Rows from a figure dataset
■ ■ ■
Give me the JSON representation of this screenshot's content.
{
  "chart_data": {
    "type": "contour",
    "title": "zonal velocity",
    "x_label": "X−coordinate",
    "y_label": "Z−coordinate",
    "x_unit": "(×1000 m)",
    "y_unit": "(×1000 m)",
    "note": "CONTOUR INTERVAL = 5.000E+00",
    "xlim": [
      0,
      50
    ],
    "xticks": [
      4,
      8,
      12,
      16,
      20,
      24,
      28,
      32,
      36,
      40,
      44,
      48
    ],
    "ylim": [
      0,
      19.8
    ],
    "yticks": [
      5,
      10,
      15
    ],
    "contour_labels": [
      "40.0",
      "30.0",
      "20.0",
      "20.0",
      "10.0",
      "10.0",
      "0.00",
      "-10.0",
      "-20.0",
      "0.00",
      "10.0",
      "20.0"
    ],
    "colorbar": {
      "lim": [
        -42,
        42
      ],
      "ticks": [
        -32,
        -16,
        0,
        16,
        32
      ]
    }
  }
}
■ ■ ■
◆ Written task
Exactly reproduce the material above.

◆ The response
Give me the JSON representation of this screenshot's content.
{
  "chart_data": {
    "type": "contour",
    "title": "zonal velocity",
    "x_label": "X−coordinate",
    "y_label": "Z−coordinate",
    "x_unit": "(×1000 m)",
    "y_unit": "(×1000 m)",
    "note": "CONTOUR INTERVAL = 5.000E+00",
    "xlim": [
      0,
      50
    ],
    "xticks": [
      4,
      8,
      12,
      16,
      20,
      24,
      28,
      32,
      36,
      40,
      44,
      48
    ],
    "ylim": [
      0,
      19.8
    ],
    "yticks": [
      5,
      10,
      15
    ],
    "contour_labels": [
      "40.0",
      "30.0",
      "20.0",
      "20.0",
      "10.0",
      "10.0",
      "0.00",
      "-10.0",
      "-20.0",
      "0.00",
      "10.0",
      "20.0"
    ],
    "colorbar": {
      "lim": [
        -42,
        42
      ],
      "ticks": [
        -32,
        -16,
        0,
        16,
        32
      ]
    }
  }
}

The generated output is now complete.